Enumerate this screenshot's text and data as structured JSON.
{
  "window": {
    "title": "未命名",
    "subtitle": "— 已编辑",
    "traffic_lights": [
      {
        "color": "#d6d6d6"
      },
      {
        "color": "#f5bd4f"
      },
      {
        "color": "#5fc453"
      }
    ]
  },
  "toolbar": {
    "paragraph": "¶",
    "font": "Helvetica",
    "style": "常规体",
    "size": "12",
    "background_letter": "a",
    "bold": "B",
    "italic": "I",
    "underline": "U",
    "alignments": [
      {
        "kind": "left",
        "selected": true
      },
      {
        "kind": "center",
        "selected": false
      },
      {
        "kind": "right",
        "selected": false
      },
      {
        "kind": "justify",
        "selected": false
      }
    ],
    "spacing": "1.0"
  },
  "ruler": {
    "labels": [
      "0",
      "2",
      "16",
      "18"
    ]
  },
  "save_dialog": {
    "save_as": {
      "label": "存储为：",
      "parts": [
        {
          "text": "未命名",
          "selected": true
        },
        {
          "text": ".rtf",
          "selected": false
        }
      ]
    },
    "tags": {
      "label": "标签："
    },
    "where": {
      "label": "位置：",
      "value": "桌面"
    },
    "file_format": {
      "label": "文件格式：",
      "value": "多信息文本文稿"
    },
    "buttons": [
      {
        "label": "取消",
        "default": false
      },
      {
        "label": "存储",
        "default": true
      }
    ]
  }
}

—————

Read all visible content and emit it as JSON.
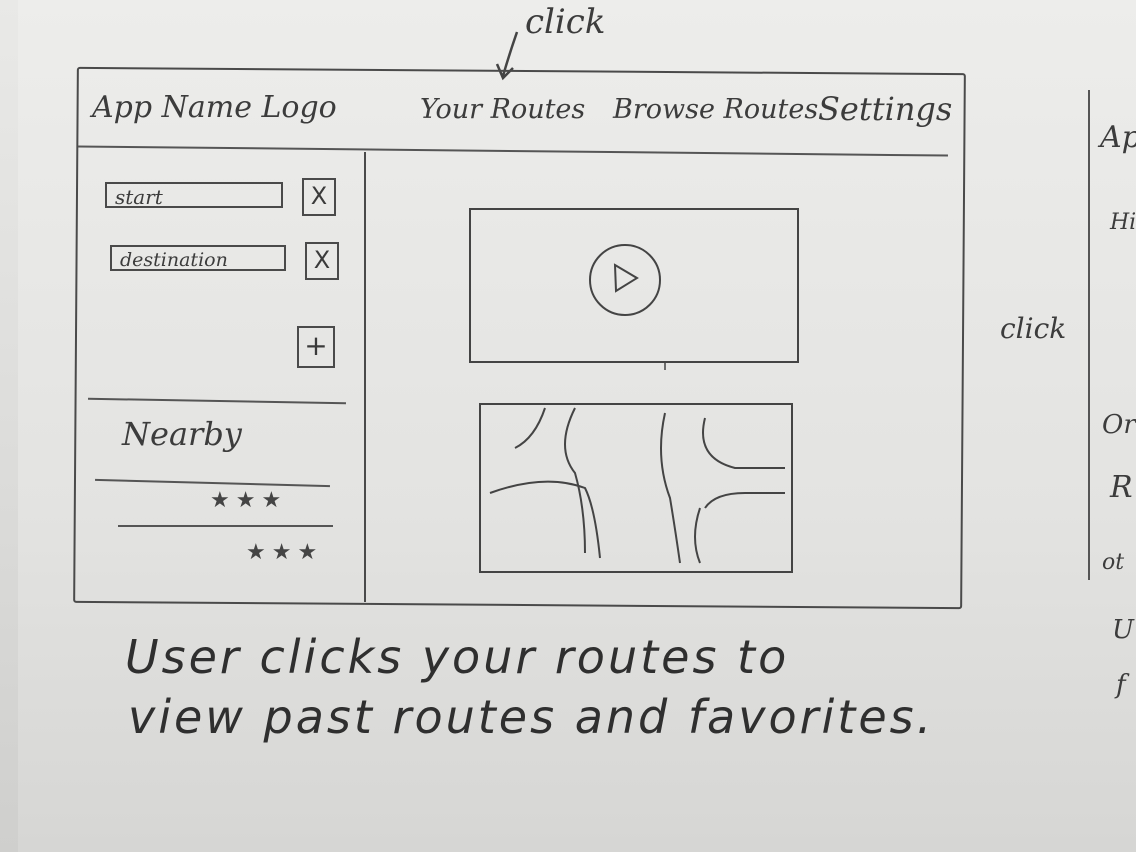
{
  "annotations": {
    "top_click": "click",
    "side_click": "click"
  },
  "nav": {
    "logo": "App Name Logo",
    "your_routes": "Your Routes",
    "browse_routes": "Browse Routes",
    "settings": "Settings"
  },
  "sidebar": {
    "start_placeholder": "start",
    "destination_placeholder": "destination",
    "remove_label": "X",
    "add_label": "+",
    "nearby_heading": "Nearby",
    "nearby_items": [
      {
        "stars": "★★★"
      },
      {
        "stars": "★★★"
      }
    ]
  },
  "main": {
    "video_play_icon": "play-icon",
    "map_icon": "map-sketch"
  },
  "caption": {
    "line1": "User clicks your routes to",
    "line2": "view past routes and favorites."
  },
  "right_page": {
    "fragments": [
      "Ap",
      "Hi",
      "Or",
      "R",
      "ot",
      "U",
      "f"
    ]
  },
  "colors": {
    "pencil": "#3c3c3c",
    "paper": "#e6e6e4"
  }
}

—————

## WHAT NEEDS TO BE DONE
Every line in the data that holds "JSON" should be copied out.

## WORKED SOLUTION
Enumerate this screenshot's text and data as structured JSON.
Read all visible content and emit it as JSON.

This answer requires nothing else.